** Do this **
Copy out every line of the records where the string "Couples" occurs.

** Material supplied **
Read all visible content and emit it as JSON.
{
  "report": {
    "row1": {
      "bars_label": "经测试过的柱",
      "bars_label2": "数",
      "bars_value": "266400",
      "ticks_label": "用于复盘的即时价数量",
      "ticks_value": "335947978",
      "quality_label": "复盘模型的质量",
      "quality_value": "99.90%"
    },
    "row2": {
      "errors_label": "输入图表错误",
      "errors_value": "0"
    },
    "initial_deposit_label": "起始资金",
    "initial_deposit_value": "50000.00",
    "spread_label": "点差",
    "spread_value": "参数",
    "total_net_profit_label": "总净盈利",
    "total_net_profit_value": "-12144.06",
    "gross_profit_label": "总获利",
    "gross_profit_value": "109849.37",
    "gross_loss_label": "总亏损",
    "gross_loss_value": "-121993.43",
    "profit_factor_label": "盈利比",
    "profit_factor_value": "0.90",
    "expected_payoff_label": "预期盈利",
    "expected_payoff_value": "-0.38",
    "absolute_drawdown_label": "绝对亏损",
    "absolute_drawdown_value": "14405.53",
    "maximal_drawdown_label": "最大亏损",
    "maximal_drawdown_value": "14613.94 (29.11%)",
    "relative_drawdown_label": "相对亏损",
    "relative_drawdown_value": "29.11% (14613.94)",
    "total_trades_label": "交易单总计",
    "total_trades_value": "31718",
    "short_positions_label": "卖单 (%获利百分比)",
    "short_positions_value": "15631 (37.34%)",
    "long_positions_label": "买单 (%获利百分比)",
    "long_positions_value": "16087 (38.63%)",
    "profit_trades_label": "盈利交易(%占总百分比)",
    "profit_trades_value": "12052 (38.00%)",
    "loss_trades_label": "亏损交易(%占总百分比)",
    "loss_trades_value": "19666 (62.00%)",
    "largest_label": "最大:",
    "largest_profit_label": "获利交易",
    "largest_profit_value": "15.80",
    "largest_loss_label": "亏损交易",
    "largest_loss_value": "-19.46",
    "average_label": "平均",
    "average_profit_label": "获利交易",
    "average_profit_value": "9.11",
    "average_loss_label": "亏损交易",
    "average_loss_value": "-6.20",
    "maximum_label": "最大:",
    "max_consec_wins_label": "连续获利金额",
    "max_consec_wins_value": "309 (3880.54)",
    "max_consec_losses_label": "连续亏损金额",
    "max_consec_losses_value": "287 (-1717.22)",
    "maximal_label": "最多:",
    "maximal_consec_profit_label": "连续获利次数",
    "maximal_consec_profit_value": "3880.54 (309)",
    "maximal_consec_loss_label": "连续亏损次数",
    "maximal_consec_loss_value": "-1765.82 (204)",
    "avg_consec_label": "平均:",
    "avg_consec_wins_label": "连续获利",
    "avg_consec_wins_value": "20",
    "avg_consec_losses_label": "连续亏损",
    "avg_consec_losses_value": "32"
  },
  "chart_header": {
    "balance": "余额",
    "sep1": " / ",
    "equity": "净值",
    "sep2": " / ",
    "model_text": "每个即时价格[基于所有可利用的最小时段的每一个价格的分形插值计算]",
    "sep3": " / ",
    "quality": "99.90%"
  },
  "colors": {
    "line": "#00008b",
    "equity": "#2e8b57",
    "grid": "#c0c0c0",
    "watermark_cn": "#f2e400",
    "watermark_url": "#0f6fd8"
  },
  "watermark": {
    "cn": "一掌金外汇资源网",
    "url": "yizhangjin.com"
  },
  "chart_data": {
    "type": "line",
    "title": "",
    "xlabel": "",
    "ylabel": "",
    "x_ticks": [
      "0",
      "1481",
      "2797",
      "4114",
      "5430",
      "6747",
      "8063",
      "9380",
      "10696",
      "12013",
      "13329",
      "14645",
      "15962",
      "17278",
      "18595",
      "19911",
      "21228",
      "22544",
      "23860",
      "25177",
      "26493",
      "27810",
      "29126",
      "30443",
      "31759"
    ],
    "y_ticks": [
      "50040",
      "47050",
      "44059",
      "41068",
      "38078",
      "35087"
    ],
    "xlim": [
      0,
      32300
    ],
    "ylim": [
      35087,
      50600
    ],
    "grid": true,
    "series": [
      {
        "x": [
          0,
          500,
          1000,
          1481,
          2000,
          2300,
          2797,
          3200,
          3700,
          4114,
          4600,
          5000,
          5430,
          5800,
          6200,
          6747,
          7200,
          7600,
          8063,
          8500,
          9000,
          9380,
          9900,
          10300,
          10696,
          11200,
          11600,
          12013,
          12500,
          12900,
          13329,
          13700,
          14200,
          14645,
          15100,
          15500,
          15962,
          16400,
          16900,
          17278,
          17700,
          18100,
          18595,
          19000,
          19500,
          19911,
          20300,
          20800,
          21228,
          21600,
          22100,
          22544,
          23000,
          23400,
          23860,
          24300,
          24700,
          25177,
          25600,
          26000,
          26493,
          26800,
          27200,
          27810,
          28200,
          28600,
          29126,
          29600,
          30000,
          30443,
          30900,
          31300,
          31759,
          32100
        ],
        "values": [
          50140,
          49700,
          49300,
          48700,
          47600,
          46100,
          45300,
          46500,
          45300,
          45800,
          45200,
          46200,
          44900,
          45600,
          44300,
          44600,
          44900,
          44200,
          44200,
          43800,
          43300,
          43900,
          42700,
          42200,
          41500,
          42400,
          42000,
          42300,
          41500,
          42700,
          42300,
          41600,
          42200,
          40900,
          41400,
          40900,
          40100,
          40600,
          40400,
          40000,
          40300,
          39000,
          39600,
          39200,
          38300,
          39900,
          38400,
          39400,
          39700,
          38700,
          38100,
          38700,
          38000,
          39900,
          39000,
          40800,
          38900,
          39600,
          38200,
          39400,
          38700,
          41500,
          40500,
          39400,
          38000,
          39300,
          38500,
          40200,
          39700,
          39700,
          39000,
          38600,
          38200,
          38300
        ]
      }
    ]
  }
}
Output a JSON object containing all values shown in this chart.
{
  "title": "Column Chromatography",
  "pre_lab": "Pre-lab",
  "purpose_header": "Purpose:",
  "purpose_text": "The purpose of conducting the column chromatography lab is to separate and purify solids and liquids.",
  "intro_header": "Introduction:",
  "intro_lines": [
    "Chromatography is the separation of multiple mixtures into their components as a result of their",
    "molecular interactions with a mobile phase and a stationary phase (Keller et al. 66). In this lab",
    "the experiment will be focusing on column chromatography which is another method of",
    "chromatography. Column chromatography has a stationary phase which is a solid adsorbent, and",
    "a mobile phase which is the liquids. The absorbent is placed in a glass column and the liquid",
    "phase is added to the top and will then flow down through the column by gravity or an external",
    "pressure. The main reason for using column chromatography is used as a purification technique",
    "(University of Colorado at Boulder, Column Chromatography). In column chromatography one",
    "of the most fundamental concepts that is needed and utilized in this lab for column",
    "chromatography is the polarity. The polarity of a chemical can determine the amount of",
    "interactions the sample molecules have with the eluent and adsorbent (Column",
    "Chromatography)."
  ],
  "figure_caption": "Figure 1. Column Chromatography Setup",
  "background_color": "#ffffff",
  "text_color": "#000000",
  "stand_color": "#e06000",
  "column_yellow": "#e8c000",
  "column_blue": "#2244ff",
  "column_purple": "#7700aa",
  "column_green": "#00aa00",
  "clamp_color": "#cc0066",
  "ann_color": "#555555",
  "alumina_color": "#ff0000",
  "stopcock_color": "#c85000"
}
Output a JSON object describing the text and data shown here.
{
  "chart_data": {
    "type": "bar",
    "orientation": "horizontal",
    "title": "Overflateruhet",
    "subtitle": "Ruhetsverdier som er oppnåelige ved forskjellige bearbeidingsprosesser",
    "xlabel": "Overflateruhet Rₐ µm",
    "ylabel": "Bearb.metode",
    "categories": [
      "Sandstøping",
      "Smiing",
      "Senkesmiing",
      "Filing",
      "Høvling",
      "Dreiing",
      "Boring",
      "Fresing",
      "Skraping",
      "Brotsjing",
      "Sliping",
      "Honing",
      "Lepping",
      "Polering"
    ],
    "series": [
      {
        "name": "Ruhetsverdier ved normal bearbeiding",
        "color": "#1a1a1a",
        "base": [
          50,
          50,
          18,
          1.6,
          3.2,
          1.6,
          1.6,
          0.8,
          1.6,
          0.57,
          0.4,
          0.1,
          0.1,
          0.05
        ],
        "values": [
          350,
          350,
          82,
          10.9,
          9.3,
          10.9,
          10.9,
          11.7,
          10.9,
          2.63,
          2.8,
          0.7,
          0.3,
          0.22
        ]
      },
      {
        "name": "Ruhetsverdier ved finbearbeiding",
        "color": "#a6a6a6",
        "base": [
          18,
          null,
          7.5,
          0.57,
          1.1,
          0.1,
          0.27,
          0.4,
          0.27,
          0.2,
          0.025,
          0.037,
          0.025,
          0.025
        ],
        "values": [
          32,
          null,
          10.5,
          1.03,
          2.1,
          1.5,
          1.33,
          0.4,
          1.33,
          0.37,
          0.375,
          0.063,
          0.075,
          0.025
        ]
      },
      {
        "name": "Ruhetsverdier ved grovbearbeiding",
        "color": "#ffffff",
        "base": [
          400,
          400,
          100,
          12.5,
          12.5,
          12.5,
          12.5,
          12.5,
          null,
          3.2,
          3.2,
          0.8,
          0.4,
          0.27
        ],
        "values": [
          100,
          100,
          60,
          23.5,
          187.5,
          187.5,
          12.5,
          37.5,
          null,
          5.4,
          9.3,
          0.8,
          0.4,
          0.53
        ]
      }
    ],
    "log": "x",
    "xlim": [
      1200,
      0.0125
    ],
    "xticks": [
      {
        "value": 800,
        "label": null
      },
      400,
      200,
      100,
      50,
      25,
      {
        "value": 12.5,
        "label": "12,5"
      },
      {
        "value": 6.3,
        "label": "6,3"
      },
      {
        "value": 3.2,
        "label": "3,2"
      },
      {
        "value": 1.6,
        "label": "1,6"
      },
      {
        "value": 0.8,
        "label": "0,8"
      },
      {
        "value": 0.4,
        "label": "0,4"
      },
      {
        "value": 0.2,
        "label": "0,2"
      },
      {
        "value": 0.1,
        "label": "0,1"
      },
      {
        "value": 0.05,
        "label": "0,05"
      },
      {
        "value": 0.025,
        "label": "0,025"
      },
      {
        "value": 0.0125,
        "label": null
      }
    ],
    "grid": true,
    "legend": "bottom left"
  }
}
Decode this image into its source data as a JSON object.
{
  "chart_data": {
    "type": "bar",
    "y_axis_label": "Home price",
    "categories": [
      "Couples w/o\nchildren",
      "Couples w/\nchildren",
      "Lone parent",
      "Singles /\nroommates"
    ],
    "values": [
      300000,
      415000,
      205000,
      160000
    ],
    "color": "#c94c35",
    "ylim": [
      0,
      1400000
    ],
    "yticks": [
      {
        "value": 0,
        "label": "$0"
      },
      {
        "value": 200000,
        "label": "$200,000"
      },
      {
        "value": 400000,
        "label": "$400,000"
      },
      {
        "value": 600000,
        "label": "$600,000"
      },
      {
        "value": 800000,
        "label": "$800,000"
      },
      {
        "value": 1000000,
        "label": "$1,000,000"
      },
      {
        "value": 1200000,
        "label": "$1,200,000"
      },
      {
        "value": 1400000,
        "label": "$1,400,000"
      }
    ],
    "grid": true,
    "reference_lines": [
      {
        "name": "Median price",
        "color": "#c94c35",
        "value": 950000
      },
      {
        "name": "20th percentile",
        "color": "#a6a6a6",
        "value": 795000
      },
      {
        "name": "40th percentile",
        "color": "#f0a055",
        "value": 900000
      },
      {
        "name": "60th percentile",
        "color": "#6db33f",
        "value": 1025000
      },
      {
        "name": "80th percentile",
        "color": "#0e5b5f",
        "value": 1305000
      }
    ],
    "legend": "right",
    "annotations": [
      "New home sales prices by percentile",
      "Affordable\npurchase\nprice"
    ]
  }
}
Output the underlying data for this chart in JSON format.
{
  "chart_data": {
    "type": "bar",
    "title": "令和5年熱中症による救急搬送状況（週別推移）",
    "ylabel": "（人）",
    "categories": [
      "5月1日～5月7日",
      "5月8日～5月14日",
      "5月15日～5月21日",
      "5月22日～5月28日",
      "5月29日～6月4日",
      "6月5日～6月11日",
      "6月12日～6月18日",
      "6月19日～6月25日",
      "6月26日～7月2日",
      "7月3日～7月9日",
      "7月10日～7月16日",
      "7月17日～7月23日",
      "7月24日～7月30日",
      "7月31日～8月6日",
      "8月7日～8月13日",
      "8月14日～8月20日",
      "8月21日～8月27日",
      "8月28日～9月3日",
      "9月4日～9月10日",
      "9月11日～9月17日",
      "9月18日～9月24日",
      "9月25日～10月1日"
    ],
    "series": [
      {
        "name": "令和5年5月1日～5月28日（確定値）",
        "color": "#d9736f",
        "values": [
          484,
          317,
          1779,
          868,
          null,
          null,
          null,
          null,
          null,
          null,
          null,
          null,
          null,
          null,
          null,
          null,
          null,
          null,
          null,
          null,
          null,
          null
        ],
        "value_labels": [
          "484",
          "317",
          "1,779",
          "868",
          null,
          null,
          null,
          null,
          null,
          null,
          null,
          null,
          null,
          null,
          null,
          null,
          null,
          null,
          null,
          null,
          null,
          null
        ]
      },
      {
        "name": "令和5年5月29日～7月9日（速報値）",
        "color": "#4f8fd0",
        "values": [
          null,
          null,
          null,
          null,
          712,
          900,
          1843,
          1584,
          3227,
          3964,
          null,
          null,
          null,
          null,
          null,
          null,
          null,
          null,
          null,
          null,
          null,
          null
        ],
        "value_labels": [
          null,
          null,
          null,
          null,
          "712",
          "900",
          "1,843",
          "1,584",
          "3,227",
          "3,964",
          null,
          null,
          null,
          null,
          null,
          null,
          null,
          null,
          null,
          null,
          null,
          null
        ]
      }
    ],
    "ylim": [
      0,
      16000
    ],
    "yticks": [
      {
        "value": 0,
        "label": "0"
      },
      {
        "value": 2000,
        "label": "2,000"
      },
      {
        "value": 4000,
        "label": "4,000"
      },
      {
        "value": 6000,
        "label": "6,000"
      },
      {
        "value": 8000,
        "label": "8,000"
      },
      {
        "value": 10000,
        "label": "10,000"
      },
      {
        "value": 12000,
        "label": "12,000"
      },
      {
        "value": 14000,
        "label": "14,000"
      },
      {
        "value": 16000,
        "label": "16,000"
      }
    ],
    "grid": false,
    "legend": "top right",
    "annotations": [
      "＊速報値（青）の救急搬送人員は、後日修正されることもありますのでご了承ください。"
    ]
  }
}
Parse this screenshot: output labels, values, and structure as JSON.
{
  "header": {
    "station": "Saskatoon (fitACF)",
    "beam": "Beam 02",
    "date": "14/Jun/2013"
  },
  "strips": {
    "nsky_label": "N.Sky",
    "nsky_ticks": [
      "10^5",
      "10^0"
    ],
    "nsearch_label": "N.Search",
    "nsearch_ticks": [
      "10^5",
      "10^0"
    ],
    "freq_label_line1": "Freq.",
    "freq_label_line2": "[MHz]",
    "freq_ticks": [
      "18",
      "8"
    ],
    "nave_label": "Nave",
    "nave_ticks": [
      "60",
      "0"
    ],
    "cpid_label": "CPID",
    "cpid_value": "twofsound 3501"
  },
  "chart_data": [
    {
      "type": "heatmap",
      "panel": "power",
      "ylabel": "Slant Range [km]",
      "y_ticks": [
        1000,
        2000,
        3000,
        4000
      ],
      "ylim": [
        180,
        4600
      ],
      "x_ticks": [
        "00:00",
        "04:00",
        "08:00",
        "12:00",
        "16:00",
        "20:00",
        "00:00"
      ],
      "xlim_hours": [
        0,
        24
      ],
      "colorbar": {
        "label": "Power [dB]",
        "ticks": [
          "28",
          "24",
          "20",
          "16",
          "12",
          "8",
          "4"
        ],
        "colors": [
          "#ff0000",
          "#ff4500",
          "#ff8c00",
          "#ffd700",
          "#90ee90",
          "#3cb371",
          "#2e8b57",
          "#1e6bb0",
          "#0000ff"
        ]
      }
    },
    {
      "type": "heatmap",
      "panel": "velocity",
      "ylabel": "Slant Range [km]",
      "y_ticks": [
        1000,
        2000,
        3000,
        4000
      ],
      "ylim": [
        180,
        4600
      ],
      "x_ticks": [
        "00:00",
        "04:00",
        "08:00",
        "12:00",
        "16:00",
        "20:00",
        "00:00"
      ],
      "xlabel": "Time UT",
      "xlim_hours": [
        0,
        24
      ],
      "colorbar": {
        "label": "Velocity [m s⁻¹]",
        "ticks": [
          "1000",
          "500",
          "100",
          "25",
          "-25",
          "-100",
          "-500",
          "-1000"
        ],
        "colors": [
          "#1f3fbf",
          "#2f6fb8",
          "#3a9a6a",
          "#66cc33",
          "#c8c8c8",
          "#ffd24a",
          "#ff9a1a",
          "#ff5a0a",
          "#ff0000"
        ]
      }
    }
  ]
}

** Full answer **
      "Couples w/o\nchildren",
      "Couples w/\nchildren",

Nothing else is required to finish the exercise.